■ GIVEN INSTRUCTION
Find every line below that contains the string "category", matching case exactly, and copy each of those lines in full.

━━━ EXERCISE INPUT

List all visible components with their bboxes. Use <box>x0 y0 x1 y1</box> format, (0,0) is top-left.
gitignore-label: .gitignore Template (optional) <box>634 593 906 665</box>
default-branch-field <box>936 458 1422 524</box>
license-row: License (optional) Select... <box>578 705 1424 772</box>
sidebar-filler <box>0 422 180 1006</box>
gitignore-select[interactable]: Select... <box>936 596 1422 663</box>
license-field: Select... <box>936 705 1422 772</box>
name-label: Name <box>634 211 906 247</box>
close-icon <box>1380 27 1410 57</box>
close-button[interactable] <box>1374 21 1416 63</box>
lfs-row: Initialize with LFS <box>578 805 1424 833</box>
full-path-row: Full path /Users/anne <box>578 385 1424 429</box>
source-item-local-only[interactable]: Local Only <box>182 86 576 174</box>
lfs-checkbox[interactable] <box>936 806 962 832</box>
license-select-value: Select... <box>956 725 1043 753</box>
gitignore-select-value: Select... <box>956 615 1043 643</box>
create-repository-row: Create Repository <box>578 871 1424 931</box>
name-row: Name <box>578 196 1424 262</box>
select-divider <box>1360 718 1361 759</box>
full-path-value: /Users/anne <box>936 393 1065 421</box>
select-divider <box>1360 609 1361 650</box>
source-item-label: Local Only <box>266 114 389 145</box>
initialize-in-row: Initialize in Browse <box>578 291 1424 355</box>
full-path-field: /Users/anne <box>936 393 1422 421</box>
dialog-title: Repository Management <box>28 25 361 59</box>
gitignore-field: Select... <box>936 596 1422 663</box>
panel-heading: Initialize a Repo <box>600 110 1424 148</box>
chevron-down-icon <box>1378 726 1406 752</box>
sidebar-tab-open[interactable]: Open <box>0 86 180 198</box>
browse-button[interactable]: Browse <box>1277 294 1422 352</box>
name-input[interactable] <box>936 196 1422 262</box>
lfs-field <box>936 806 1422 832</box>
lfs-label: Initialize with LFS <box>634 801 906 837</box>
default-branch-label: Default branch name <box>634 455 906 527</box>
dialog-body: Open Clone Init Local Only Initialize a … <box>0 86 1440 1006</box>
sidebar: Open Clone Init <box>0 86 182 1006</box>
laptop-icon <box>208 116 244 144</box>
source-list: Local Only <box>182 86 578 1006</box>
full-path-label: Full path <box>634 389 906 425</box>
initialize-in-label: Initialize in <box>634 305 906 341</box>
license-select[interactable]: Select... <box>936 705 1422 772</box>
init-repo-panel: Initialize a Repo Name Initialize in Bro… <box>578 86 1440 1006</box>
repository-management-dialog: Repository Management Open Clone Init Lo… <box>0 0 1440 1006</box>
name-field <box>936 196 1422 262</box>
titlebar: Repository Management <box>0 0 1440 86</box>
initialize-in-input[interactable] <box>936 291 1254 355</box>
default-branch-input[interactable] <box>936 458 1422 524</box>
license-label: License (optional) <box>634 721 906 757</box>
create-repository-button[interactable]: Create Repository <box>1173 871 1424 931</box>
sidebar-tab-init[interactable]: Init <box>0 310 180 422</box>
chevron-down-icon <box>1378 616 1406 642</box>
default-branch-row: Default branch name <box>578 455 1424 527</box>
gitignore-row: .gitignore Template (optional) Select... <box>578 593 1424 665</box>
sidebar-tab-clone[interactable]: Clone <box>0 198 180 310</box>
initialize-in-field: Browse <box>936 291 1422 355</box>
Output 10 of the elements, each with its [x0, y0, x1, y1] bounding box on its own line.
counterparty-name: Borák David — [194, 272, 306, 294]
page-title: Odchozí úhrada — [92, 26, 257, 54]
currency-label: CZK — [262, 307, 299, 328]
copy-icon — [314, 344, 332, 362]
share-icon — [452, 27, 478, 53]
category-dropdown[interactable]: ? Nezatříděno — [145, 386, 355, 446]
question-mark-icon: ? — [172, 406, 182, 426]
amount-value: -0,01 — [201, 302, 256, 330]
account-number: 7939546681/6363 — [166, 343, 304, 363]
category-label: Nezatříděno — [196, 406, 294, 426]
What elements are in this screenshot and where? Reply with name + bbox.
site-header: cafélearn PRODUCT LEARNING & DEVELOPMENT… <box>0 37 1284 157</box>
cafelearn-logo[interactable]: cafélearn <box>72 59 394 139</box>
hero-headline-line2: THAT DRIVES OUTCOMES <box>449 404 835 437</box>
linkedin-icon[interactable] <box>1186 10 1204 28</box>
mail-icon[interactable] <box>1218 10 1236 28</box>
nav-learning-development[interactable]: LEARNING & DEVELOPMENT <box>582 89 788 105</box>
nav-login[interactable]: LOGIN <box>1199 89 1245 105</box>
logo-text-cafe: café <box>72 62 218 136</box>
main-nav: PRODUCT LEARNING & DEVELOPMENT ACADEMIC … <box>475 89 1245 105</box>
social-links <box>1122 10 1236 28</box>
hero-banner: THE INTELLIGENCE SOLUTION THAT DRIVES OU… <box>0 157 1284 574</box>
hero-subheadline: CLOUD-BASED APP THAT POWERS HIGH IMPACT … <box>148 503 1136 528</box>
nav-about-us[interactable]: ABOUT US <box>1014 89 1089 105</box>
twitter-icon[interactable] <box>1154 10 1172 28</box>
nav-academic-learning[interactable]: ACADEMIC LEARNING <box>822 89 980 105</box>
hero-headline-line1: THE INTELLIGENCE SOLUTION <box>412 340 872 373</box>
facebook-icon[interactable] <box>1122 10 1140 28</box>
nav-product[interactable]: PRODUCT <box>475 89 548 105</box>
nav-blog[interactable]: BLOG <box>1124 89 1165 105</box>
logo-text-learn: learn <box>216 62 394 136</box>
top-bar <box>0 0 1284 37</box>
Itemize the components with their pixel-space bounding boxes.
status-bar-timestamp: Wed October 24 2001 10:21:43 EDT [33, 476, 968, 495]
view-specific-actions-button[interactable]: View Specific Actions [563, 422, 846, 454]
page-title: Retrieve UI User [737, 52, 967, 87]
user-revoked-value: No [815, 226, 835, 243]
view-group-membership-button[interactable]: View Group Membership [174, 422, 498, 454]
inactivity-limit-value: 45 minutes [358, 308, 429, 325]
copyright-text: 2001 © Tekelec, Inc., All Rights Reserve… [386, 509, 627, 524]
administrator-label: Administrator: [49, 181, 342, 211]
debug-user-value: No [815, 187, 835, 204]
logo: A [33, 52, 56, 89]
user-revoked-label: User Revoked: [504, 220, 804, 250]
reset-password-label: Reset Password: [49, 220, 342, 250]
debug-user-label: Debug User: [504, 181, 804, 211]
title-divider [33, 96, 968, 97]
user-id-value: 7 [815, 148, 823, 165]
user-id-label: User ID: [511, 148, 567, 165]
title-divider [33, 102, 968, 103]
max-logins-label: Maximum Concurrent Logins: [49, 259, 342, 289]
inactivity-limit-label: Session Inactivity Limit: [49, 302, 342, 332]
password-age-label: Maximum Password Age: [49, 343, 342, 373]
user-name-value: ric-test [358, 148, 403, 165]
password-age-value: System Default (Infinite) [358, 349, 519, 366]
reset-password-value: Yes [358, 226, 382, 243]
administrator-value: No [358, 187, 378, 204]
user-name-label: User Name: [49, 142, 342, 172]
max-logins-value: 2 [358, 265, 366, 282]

━━━━━━

■ SOLUTION TO THIS TASK
category-dropdown[interactable]: ? Nezatříděno — [145, 386, 355, 446]
category-label: Nezatříděno — [196, 406, 294, 426]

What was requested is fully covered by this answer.